I’m 15 and my father won’t let me use my credit card on the internet, so it has to be free.

can you help me ?

Thank you for your help

You can use any hdr equirectangular image in blender without any plugin.
Just define your world texture environment map and use mix shader.

Real light setup and real camera rig are other things.

Yes I recently bought it to test. The developer put a lot of effort in it, like modeling the stands, making rigs. But for actually lighing the scene in EEVEE I wouldn’t use it (I made my own specialized addon for that).
It’s nice if you want to render the rigs, but for lighting it doesn’t add much more value, IMO.

can you give me your addon file to test?

does it simulate all this cinema studio lighting equipment? with reflectors, batting, .ies files, etc …

It seems that you ve got something in mind searching to reproduce real equipments.
Perhaps you could explain us your goal behind this that we could orient you in a more accurate direction?

It’s a commercial addon, and didn’t want to spam here about it, so I didn’t say the name. But you can check for addon called EV Express and see what it does or how it works. Working with EEVEE is quite a lot to explain here. Here a few things from top of my head:

  • EEVEE doesn’t support IES lights.
  • You need to bake indirect light; each time you change a light’s position you need to bake indirect light and use the irradiance probe.
  • Studio lighting equipment? To me it’s a hassle to use them. I tried for example camera rigs, but parenting the camera to something else (mesh circle) is all I need to get smooth camera movements. Reflectors? Why not using just a plane. I think you don’t need those. What you need are lamps, geometry, materials, probes, correct settings for shadow, lights, rendersettings, colormanagement.

I want real cinema and photography studio equipment (lights, batting, camera etc …) to make my images look more real.

are there at least .ies of this type of lights?
and reflection maps to simulate hitters?
and cameras with all the settings of the real cameras?

my interest is more in photography equipment.
I don’t have much interest in cinema

thanks

In case you mean that you want to see the stands , rigs etc in your render, then yes. In that case the light architect addon has use. But if you mean you want real cinema and photography studio equipment (lights, batting, camera) to have better quality of your renders, I think it’s much better to invest in watching tutorials about EEVEE for free first. If you don’t have a grasp yet of the EEVEE render engine, don’t invest yet. Get first familiar with it, and that makes your images much more real than anything else.

I have used blender for years

these files: .ies, reflection map, etc … is for use with cycles

exist ?
preferably free?

For cycles there is somewhere a big library of IES lights. Mind it works only with Cycles not with EEVEE.

- Excerpted data -
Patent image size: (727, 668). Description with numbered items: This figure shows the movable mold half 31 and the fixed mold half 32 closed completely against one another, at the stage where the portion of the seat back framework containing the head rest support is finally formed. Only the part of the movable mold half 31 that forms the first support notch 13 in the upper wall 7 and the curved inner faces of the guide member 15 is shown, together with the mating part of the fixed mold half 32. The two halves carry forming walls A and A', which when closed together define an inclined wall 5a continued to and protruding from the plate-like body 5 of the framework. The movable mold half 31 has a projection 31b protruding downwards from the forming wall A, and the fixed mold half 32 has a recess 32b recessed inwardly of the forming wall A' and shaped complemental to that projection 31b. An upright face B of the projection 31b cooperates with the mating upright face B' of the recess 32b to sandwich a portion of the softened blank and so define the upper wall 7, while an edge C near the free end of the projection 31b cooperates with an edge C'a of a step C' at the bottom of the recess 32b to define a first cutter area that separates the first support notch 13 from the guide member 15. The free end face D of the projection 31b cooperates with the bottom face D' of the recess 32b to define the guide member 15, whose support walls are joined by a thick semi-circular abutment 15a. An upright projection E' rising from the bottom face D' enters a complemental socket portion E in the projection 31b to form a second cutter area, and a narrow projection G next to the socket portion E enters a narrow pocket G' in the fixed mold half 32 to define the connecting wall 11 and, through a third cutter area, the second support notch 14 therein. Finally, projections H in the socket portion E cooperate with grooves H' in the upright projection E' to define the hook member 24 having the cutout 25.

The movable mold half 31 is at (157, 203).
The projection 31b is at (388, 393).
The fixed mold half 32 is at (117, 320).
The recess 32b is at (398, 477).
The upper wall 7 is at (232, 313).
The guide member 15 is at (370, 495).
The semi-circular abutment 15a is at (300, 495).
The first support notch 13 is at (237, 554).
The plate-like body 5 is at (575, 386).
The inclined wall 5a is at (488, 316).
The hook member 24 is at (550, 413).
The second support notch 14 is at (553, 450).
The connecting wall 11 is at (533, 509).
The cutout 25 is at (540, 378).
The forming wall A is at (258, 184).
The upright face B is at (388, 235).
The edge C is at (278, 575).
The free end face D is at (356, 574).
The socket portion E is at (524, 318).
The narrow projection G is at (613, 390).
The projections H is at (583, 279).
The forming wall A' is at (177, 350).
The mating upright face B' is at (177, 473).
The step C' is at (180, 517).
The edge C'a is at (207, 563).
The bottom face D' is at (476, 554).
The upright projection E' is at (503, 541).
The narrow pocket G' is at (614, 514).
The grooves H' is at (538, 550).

- Instructions -
1. In the Blender lighting thread, which render engine is the big library of IES lights said to work with?
2. Write the next part of the Blender studio lighting thread, picking up after its final post.

- Task-by-task results -
1. It works only with Cycles, not with EEVEE.

2.
Reflection Map? Do you mean the Reflection Cubemap for EEVEE, the probe? That probe is in blender and is free.

The title of your thread is: EEVEE: HDR lights.
So I thought you talk about EEVEE.

IES files are generally provided by manufacturers . You can for example search Philip’s database and download it.

n Blender 2.8 you now have support for IES lights built in! How does that work? Simple, you will open the Node Editor for a particular light source (Lamp) and add an IES node.

For real camera settings… iso etc you can use photographer 2 addon that is free.

You can find. a lot of cad models for free here
On grabcad.
And convert those files with
freecad in a polygon/mesh format.

There is always a free solution for blender and open source stuffs or CC0 CCI files, but you have to dig and search in the right way. As you have noticed, there is no all in one bundled software.
Have a nice day.

I have a file named “fagerhult_fbx_models_v2.zip” which contains a huge amount of 3D models for their light fixtures. Also one called “Fagerhult_IES.zip” for thousands of IES files. They don’t come with a guide, so you may want to find a viewer to browse through them. If accuracy is not required and you’re just looking for “an interesting throw pattern”, there are several other IES sources available, such as pixar, with guides and images included. Using models, I will make the emitter geometry camera only visible and replace with area lights (when do we get camera visible lamp lights?), then create a group of them that I instance around the scene. IES will fail wrt throw pattern with increasing area size, I think they were designed to use with point sources way back when rather than soft shadows in mind. Use an addon called extra lights (?) - the free version don’t come with many lights, but it does add a bunch of node setups useful to control strength conversion, color normalization and spread.